→ AIM OF THE TASK:
Copy out all lines that carry the word "alpha".

Start of THE RECORDS

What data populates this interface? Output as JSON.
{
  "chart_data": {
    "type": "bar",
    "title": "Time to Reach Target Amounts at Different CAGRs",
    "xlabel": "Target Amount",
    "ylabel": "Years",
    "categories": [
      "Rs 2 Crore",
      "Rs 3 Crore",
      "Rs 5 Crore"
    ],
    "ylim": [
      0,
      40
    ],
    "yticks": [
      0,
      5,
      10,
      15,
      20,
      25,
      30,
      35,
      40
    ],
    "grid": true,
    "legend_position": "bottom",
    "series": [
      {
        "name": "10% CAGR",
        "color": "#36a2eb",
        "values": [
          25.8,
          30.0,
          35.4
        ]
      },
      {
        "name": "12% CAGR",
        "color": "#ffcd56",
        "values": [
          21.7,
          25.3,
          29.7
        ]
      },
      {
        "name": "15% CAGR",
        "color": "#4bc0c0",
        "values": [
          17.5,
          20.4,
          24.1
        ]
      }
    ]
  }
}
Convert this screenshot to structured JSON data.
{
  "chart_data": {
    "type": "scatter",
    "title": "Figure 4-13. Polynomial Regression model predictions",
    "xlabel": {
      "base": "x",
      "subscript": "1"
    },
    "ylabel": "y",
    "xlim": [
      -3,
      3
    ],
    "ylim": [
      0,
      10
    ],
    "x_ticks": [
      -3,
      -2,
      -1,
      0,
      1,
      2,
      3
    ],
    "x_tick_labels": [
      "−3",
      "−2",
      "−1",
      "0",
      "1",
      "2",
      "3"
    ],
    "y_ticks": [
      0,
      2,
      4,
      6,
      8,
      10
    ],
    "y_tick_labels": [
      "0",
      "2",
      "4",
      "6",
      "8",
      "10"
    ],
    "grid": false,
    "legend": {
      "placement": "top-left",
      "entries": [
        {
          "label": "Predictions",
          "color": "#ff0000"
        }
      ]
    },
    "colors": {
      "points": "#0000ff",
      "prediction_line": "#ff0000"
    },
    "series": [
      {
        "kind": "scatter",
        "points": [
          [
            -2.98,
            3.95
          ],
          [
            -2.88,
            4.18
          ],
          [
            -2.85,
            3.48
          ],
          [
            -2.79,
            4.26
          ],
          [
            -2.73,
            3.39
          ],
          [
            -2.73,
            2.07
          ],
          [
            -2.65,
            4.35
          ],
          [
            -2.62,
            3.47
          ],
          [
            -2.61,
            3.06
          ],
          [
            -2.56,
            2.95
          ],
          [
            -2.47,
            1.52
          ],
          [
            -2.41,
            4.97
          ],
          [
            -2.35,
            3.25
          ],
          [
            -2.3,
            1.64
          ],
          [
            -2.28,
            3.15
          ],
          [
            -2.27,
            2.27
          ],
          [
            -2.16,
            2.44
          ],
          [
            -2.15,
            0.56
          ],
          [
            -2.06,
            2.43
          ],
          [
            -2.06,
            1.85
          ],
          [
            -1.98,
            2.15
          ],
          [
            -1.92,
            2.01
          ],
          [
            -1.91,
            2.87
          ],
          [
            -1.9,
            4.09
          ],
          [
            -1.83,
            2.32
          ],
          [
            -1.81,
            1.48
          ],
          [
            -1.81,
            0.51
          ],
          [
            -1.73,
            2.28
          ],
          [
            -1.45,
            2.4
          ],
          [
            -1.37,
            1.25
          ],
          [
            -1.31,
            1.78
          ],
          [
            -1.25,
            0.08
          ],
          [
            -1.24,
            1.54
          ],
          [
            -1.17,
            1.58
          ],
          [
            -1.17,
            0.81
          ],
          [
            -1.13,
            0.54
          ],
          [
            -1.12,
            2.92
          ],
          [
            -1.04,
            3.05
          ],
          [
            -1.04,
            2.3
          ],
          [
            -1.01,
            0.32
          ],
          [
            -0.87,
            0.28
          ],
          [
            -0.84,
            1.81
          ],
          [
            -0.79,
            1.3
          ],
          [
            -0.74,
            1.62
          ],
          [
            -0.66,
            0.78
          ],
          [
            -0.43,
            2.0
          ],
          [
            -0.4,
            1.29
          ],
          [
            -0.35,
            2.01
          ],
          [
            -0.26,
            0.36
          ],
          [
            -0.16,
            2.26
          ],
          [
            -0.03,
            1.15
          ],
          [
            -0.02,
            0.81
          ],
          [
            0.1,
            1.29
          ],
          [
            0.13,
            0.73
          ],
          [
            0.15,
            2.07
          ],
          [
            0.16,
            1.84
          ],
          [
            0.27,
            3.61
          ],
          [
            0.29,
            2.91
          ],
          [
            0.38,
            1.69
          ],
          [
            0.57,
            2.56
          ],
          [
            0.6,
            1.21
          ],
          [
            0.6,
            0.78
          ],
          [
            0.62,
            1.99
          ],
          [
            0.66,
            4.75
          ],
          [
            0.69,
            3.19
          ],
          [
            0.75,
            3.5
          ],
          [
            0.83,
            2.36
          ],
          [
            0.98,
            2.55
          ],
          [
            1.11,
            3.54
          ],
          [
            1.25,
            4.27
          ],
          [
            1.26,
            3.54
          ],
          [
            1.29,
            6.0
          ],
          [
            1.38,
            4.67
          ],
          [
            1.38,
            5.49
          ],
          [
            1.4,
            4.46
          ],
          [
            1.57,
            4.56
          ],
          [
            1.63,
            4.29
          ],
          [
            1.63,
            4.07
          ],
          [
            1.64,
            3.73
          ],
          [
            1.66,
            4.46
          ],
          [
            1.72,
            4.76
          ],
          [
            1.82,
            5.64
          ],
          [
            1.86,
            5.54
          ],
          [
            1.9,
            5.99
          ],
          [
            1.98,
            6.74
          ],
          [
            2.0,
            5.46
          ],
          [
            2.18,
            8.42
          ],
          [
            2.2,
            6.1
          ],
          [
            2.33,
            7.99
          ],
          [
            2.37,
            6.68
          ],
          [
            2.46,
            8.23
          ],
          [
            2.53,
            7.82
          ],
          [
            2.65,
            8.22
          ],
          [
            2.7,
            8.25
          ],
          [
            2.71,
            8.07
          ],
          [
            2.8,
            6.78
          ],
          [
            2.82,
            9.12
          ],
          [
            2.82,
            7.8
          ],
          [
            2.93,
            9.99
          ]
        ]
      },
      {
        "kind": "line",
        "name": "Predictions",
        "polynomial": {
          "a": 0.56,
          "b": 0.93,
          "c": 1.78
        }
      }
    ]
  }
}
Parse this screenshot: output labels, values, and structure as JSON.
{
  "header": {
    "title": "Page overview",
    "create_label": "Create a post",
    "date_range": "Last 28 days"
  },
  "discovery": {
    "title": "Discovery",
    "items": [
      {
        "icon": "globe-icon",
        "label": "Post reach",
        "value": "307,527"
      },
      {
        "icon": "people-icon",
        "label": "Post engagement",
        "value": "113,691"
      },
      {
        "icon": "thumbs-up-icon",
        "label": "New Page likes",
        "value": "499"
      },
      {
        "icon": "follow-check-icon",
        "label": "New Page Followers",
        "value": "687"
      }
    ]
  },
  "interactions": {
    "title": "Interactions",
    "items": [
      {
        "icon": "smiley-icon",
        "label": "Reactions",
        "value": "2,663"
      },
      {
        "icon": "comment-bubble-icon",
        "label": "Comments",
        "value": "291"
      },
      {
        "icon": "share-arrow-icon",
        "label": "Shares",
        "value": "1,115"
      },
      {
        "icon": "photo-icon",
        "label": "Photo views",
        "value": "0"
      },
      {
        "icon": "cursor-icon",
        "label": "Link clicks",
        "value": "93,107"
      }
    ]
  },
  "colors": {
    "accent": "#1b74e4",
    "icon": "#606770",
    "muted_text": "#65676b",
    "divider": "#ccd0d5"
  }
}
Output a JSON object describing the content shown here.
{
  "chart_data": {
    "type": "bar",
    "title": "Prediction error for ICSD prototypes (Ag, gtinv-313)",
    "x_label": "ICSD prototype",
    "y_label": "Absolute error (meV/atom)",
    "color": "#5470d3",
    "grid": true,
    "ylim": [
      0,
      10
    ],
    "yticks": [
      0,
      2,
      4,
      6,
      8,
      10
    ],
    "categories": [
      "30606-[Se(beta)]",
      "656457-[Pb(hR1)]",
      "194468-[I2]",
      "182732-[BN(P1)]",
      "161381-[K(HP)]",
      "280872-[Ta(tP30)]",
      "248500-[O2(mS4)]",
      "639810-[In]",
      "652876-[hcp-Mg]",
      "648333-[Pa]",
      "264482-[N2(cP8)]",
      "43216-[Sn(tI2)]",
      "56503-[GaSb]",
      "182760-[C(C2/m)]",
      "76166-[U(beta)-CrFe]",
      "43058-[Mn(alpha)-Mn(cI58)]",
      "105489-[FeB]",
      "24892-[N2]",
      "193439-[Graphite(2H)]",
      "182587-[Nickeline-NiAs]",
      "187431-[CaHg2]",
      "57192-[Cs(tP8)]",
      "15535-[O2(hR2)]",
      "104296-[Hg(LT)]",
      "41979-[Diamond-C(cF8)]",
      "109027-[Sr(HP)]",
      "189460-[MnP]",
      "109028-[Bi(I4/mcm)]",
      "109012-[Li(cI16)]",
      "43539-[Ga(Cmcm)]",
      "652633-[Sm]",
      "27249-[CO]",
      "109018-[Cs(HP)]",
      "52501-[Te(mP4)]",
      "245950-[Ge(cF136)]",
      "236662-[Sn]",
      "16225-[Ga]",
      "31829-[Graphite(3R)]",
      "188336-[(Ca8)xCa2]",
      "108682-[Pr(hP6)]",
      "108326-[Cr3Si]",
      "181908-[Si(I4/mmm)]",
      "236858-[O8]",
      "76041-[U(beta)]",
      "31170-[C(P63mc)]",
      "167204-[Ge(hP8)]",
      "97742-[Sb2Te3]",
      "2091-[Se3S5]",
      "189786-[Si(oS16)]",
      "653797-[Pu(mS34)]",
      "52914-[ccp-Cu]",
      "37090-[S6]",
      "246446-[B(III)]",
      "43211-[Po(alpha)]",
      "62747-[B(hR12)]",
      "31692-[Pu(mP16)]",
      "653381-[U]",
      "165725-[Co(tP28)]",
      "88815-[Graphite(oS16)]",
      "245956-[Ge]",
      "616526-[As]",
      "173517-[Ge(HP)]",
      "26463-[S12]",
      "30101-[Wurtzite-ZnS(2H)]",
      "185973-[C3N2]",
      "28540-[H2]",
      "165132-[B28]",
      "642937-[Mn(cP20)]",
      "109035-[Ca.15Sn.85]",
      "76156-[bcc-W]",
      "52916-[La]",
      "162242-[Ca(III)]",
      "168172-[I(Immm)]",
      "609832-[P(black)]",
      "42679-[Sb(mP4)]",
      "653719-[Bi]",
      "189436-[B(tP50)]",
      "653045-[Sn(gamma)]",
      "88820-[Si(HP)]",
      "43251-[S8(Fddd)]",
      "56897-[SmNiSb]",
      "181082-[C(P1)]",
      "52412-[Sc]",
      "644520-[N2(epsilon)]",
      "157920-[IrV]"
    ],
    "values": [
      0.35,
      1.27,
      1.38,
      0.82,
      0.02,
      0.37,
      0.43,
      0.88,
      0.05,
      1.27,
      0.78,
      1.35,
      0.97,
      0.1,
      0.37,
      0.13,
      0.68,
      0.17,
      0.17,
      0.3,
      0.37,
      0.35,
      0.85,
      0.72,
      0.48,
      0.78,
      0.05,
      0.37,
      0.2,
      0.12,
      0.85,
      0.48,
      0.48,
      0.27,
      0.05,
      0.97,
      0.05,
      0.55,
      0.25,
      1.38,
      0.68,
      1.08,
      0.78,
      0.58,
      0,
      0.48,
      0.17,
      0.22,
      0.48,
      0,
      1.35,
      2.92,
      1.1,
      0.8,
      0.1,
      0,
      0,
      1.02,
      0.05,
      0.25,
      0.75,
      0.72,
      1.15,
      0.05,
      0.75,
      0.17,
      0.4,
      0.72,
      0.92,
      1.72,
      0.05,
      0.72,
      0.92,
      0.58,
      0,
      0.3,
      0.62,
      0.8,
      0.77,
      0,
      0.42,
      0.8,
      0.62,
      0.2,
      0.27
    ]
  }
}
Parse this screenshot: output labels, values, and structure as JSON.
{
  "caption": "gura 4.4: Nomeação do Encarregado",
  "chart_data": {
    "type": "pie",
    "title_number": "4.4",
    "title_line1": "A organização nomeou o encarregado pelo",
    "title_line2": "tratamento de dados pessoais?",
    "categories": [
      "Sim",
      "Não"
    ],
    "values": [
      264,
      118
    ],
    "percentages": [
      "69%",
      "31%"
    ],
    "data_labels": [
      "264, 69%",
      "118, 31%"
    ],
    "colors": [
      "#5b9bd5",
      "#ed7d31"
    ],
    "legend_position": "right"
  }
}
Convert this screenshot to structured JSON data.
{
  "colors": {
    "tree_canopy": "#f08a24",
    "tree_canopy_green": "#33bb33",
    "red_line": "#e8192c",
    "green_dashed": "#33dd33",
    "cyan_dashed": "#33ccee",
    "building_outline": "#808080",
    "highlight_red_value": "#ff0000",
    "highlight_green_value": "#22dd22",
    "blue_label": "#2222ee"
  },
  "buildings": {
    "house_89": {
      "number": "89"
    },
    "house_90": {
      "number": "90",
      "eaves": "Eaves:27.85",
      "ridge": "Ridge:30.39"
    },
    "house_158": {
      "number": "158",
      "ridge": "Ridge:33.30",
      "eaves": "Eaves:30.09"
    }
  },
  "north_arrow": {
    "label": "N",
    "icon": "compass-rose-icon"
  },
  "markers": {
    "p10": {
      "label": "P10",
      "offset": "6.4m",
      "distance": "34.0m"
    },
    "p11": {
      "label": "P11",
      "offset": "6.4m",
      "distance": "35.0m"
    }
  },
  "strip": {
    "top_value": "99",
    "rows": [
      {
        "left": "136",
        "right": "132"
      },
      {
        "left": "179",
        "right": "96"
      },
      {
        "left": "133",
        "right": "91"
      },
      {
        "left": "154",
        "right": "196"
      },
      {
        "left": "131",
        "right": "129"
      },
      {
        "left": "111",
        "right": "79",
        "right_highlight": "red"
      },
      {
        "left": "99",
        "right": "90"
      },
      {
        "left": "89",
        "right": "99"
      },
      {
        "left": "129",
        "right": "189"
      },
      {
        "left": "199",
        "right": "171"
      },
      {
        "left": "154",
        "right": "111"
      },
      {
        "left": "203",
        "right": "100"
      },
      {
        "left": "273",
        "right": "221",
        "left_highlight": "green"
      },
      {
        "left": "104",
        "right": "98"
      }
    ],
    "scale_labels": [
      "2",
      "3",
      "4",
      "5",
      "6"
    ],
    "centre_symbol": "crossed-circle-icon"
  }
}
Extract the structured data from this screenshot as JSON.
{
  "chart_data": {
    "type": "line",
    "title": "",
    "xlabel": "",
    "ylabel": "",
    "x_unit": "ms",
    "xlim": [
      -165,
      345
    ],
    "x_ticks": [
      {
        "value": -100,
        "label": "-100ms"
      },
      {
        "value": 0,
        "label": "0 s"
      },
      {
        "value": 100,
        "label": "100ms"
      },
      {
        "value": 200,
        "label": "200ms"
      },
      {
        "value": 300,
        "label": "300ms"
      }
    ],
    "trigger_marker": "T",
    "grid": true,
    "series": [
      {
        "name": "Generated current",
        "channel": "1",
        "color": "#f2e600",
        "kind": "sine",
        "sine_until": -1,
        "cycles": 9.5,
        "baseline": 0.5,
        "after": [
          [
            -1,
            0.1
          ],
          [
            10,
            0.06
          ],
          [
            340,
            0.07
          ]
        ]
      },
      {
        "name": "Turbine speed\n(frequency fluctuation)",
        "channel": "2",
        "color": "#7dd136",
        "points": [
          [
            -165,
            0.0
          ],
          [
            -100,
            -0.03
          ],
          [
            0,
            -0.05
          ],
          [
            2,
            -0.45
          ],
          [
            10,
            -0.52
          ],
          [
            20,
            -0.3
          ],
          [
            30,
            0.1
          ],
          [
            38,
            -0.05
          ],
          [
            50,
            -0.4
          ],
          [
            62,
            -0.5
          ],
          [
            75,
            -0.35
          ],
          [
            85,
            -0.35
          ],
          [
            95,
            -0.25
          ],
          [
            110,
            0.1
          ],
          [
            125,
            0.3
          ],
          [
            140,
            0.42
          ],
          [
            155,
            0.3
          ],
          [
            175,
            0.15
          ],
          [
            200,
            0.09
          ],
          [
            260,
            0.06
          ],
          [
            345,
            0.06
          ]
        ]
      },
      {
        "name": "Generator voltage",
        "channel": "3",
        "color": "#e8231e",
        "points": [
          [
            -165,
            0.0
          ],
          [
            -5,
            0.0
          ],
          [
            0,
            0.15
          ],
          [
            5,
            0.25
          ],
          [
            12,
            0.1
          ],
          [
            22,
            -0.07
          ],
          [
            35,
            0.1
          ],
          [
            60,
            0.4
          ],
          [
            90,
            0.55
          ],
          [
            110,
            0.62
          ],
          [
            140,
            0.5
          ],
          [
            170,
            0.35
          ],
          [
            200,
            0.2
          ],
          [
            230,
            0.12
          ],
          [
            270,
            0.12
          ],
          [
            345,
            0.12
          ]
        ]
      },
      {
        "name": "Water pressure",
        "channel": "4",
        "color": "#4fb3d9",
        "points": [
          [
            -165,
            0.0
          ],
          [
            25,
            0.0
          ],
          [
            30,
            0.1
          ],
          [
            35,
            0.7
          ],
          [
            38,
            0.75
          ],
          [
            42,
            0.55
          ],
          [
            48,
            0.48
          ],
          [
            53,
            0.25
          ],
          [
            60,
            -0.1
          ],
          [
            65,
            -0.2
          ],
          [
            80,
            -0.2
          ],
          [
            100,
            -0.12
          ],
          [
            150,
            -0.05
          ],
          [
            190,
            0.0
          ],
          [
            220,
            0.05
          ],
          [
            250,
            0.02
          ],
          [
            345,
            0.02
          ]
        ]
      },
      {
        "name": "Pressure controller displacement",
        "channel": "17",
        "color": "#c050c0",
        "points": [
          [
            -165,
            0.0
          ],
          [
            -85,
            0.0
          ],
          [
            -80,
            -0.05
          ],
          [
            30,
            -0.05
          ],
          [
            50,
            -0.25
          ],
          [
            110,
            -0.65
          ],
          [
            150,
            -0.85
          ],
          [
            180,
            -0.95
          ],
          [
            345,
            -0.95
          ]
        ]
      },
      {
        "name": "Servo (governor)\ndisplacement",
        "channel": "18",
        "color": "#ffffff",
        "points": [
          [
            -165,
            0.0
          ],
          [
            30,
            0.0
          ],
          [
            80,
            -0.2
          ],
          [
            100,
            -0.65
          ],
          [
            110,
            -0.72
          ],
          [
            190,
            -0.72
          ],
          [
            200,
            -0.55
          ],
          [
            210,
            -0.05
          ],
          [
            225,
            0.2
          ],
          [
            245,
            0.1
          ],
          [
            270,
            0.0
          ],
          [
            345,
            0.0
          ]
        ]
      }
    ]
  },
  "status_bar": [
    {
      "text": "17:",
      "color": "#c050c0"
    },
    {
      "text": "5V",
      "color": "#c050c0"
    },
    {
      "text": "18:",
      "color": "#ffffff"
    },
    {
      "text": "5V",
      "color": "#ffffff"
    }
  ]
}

End of THE RECORDS

→ RESULT OF THE EXERCISE:
      "43058-[Mn(alpha)-Mn(cI58)]",
      "43211-[Po(alpha)]",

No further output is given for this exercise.